** Instructions for the task **
The entries need to be copied exactly.

** Information shown **
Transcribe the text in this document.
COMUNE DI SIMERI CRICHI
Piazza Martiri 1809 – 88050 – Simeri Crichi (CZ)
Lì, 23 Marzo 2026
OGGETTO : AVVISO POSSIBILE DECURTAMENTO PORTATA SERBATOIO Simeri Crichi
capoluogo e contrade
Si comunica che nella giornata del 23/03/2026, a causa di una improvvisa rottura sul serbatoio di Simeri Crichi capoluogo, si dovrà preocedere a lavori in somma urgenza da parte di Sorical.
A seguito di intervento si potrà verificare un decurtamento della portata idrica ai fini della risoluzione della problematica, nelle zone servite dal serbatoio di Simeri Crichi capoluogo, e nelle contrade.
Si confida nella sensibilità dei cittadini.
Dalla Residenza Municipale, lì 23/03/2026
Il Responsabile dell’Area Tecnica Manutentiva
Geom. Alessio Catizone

** Exercise response **
Transcribe the text in this document.
COMUNE DI SIMERI CRICHI
Piazza Martiri 1809 – 88050 – Simeri Crichi (CZ)
Lì, 23 Marzo 2026
OGGETTO : AVVISO POSSIBILE DECURTAMENTO PORTATA SERBATOIO Simeri Crichi
capoluogo e contrade
Si comunica che nella giornata del 23/03/2026, a causa di una improvvisa rottura sul serbatoio di Simeri Crichi capoluogo, si dovrà preocedere a lavori in somma urgenza da parte di Sorical.
A seguito di intervento si potrà verificare un decurtamento della portata idrica ai fini della risoluzione della problematica, nelle zone servite dal serbatoio di Simeri Crichi capoluogo, e nelle contrade.
Si confida nella sensibilità dei cittadini.
Dalla Residenza Municipale, lì 23/03/2026
Il Responsabile dell’Area Tecnica Manutentiva
Geom. Alessio Catizone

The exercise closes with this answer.